━━━ Data in this exercise

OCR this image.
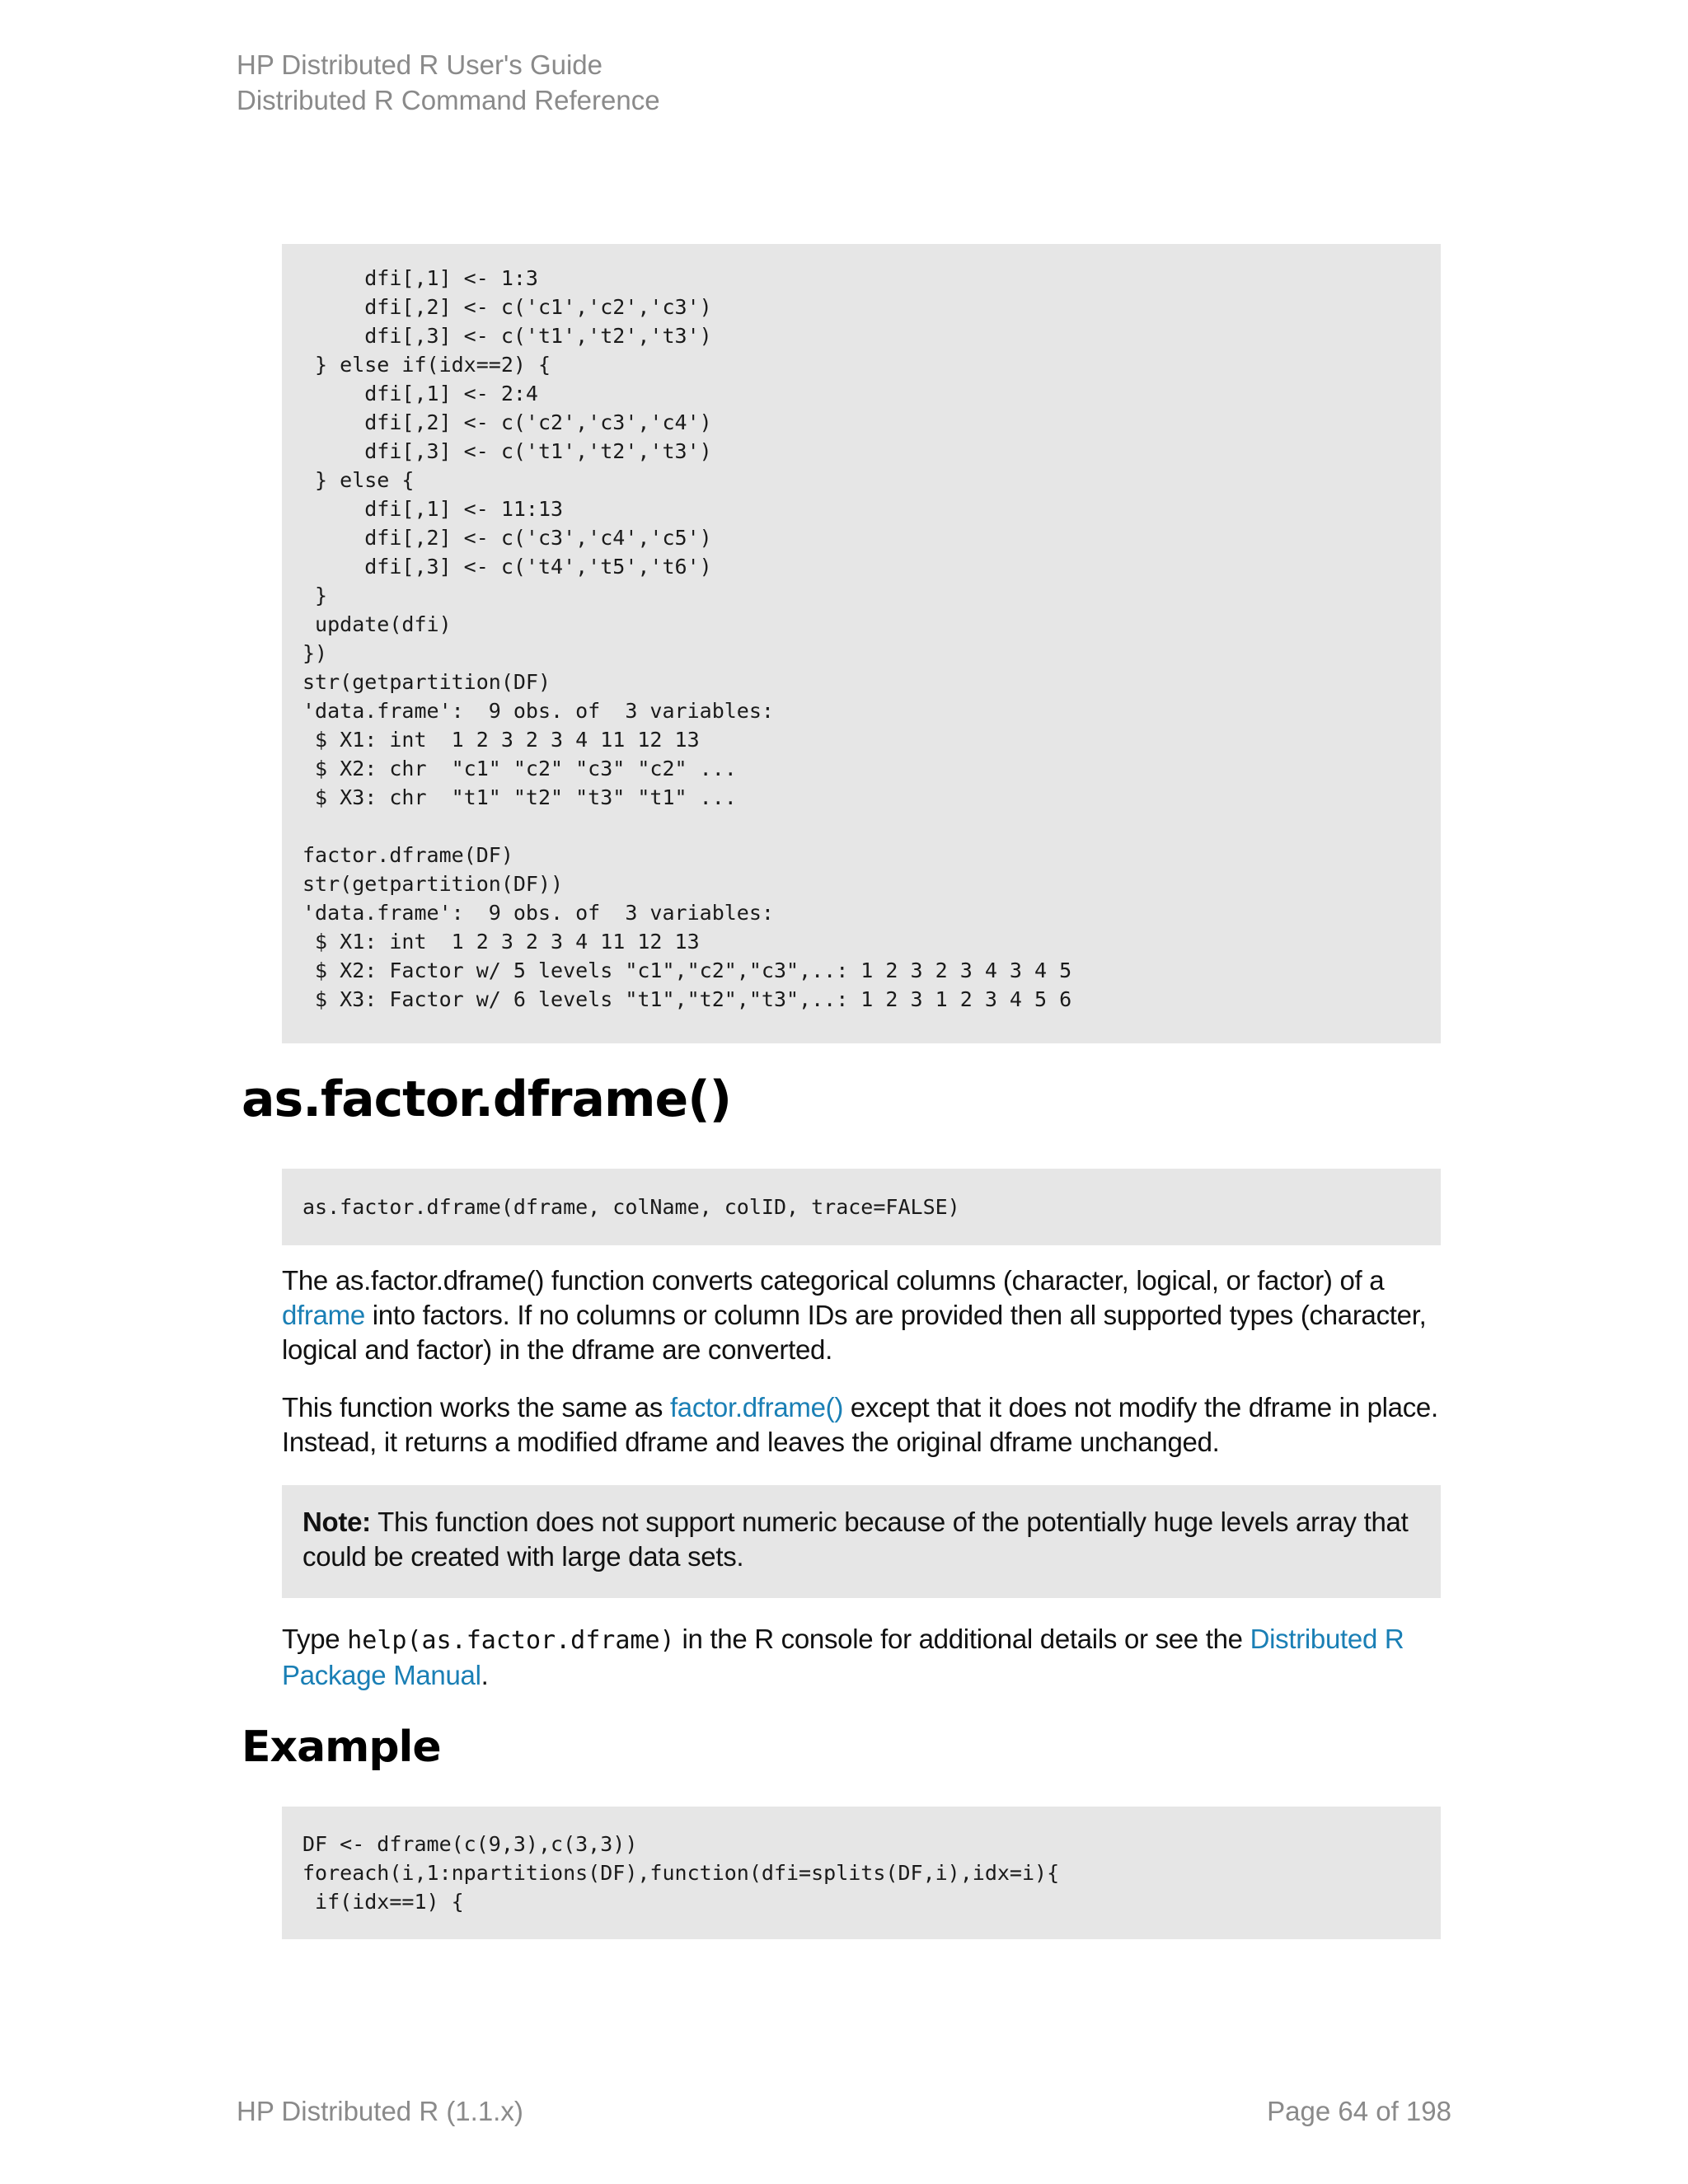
HP Distributed R User's Guide
Distributed R Command Reference
dfi[,1] <- 1:3
dfi[,2] <- c('c1','c2','c3')
dfi[,3] <- c('t1','t2','t3')
} else if(idx==2) {
dfi[,1] <- 2:4
dfi[,2] <- c('c2','c3','c4')
dfi[,3] <- c('t1','t2','t3')
} else {
dfi[,1] <- 11:13
dfi[,2] <- c('c3','c4','c5')
dfi[,3] <- c('t4','t5','t6')
}
update(dfi)
})
str(getpartition(DF)
'data.frame':  9 obs. of  3 variables:
$ X1: int  1 2 3 2 3 4 11 12 13
$ X2: chr  "c1" "c2" "c3" "c2" ...
$ X3: chr  "t1" "t2" "t3" "t1" ...
factor.dframe(DF)
str(getpartition(DF))
'data.frame':  9 obs. of  3 variables:
$ X1: int  1 2 3 2 3 4 11 12 13
$ X2: Factor w/ 5 levels "c1","c2","c3",..: 1 2 3 2 3 4 3 4 5
$ X3: Factor w/ 6 levels "t1","t2","t3",..: 1 2 3 1 2 3 4 5 6
as.factor.dframe()
as.factor.dframe(dframe, colName, colID, trace=FALSE)

The as.factor.dframe() function converts categorical columns (character, logical, or factor) of a dframe into factors. If no columns or column IDs are provided then all supported types (character, logical and factor) in the dframe are converted.

This function works the same as factor.dframe() except that it does not modify the dframe in place. Instead, it returns a modified dframe and leaves the original dframe unchanged.

Note: This function does not support numeric because of the potentially huge levels array that could be created with large data sets.

Type help(as.factor.dframe) in the R console for additional details or see the Distributed R Package Manual.

Example
DF <- dframe(c(9,3),c(3,3))
foreach(i,1:npartitions(DF),function(dfi=splits(DF,i),idx=i){
if(idx==1) {
HP Distributed R (1.1.x)	Page 64 of 198
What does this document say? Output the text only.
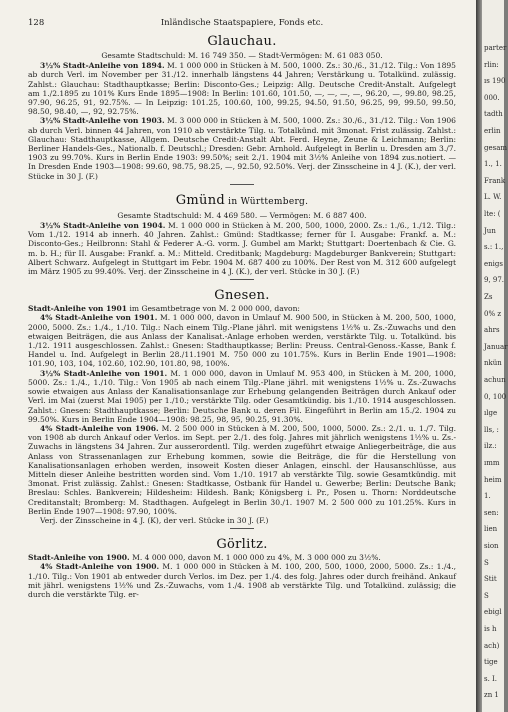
128	Inländische Staatspapiere, Fonds etc.
Glauchau.
Gesamte Stadtschuld: M. 16 749 350. — Stadt-Vermögen: M. 61 083 050.

3½% Stadt-Anleihe von 1894. M. 1 000 000 in Stücken à M. 500, 1000. Zs.: 30./6., 31./12. Tilg.: Von 1895 ab durch Verl. im November per 31./12. innerhalb längstens 44 Jahren; Verstärkung u. Totalkünd. zulässig. Zahlst.: Glauchau: Stadthauptkasse; Berlin: Disconto-Ges.; Leipzig: Allg. Deutsche Credit-Anstalt. Aufgelegt am 1./2.1895 zu 101% Kurs Ende 1895—1908: In Berlin: 101.60, 101.50, —, —, —, —, 96.20, —, 99.80, 98.25, 97.90, 96.25, 91, 92.75%. — In Leipzig: 101.25, 100.60, 100, 99.25, 94.50, 91.50, 96.25, 99, 99.50, 99.50, 98.50, 98.40, —, 92, 92.75%.

3½% Stadt-Anleihe von 1903. M. 3 000 000 in Stücken à M. 500, 1000. Zs.: 30./6., 31./12. Tilg.: Von 1906 ab durch Verl. binnen 44 Jahren, von 1910 ab verstärkte Tilg. u. Totalkünd. mit 3monat. Frist zulässig. Zahlst.: Glauchau: Stadthauptkasse, Allgem. Deutsche Credit-Anstalt Abt. Ferd. Heyne, Zeune & Leichmann; Berlin: Berliner Handels-Ges., Nationalb. f. Deutschl.; Dresden: Gebr. Arnhold. Aufgelegt in Berlin u. Dresden am 3./7. 1903 zu 99.70%. Kurs in Berlin Ende 1903: 99.50%; seit 2./1. 1904 mit 3½% Anleihe von 1894 zus.notiert. — In Dresden Ende 1903—1908: 99.60, 98.75, 98.25, —, 92.50, 92.50%. Verj. der Zinsscheine in 4 J. (K.), der verl. Stücke in 30 J. (F.)

Gmünd in Württemberg.
Gesamte Stadtschuld: M. 4 469 580. — Vermögen: M. 6 887 400.

3½% Stadt-Anleihe von 1904. M. 1 000 000 in Stücken à M. 200, 500, 1000, 2000. Zs.: 1./6., 1./12. Tilg.: Vom 1./12. 1914 ab innerh. 40 Jahren. Zahlst.: Gmünd: Stadtkasse; ferner für I. Ausgabe: Frankf. a. M.: Disconto-Ges.; Heilbronn: Stahl & Federer A.-G. vorm. J. Gumbel am Markt; Stuttgart: Doertenbach & Cie. G. m. b. H.; für II. Ausgabe: Frankf. a. M.: Mitteld. Creditbank; Magdeburg: Magdeburger Bankverein; Stuttgart: Albert Schwarz. Aufgelegt in Stuttgart im Febr. 1904 M. 687 400 zu 100%. Der Rest von M. 312 600 aufgelegt im März 1905 zu 99.40%. Verj. der Zinsscheine in 4 J. (K.), der verl. Stücke in 30 J. (F.)

Gnesen.

Stadt-Anleihe von 1901 im Gesamtbetrage von M. 2 000 000, davon:

4% Stadt-Anleihe von 1901. M. 1 000 000, davon in Umlauf M. 900 500, in Stücken à M. 200, 500, 1000, 2000, 5000. Zs.: 1./4., 1./10. Tilg.: Nach einem Tilg.-Plane jährl. mit wenigstens 1½% u. Zs.-Zuwachs und den etwaigen Beiträgen, die aus Anlass der Kanalisat.-Anlage erhoben werden, verstärkte Tilg. u. Totalkünd. bis 1./12. 1911 ausgeschlossen. Zahlst.: Gnesen: Stadthauptkasse; Berlin: Preuss. Central-Genoss.-Kasse, Bank f. Handel u. Ind. Aufgelegt in Berlin 28./11.1901 M. 750 000 zu 101.75%. Kurs in Berlin Ende 1901—1908: 101.90, 103, 104, 102.60, 102.90, 101.80, 98, 100%.

3½% Stadt-Anleihe von 1901. M. 1 000 000, davon in Umlauf M. 953 400, in Stücken à M. 200, 1000, 5000. Zs.: 1./4., 1./10. Tilg.: Von 1905 ab nach einem Tilg.-Plane jährl. mit wenigstens 1½% u. Zs.-Zuwachs sowie etwaigen aus Anlass der Kanalisationsanlage zur Erhebung gelangenden Beiträgen durch Ankauf oder Verl. im Mai (zuerst Mai 1905) per 1./10.; verstärkte Tilg. oder Gesamtkündig. bis 1./10. 1914 ausgeschlossen. Zahlst.: Gnesen: Stadthauptkasse; Berlin: Deutsche Bank u. deren Fil. Eingeführt in Berlin am 15./2. 1904 zu 99.50%. Kurs in Berlin Ende 1904—1908: 98.25, 98, 95, 90.25, 91.30%.

4% Stadt-Anleihe von 1906. M. 2 500 000 in Stücken à M. 200, 500, 1000, 5000. Zs.: 2./1. u. 1./7. Tilg. von 1908 ab durch Ankauf oder Verlos. im Sept. per 2./1. des folg. Jahres mit jährlich wenigstens 1½% u. Zs.-Zuwachs in längstens 34 Jahren. Zur ausserordentl. Tilg. werden zugeführt etwaige Anliegerbeiträge, die aus Anlass von Strassenanlagen zur Erhebung kommen, sowie die Beiträge, die für die Herstellung von Kanalisationsanlagen erhoben werden, insoweit Kosten dieser Anlagen, einschl. der Hausanschlüsse, aus Mitteln dieser Anleihe bestritten worden sind. Vom 1./10. 1917 ab verstärkte Tilg. sowie Gesamtkündig. mit 3monat. Frist zulässig. Zahlst.: Gnesen: Stadtkasse, Ostbank für Handel u. Gewerbe; Berlin: Deutsche Bank; Breslau: Schles. Bankverein; Hildesheim: Hildesh. Bank; Königsberg i. Pr., Posen u. Thorn: Norddeutsche Creditanstalt; Bromberg: M. Stadthagen. Aufgelegt in Berlin 30./1. 1907 M. 2 500 000 zu 101.25%. Kurs in Berlin Ende 1907—1908: 97.90, 100%.

Verj. der Zinsscheine in 4 J. (K), der verl. Stücke in 30 J. (F.)

Görlitz.

Stadt-Anleihe von 1900. M. 4 000 000, davon M. 1 000 000 zu 4%, M. 3 000 000 zu 3½%.

4% Stadt-Anleihe von 1900. M. 1 000 000 in Stücken à M. 100, 200, 500, 1000, 2000, 5000. Zs.: 1./4., 1./10. Tilg.: Von 1901 ab entweder durch Verlos. im Dez. per 1./4. des folg. Jahres oder durch freihänd. Ankauf mit jährl. wenigstens 1½% und Zs.-Zuwachs, vom 1./4. 1908 ab verstärkte Tilg. und Totalkünd. zulässig; die durch die verstärkte Tilg. er-

parter
rlin:
ıs 190
000.
tadth
erlin
gesam
1., 1.
Frank
L. W.
lte: (
Jun
s.: 1.,
enigs
9, 97.
Zs
0% z
ahrs
Januar
nkün
achun
0, 100
ılge
lls, :
ilz.:
ımm
heim
1.
sen:
lien
sion
S
Stit
S
ebigl
is h
ach)
tige
s. I.
zn 1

━━━━━━

> _What you are asked to do_:
Pull every line containing the word "levels" out of the entries above.

> _Right answer_:
$ X2: Factor w/ 5 levels "c1","c2","c3",..: 1 2 3 2 3 4 3 4 5
$ X3: Factor w/ 6 levels "t1","t2","t3",..: 1 2 3 1 2 3 4 5 6
Note: This function does not support numeric because of the potentially huge levels array that could be created with large data sets.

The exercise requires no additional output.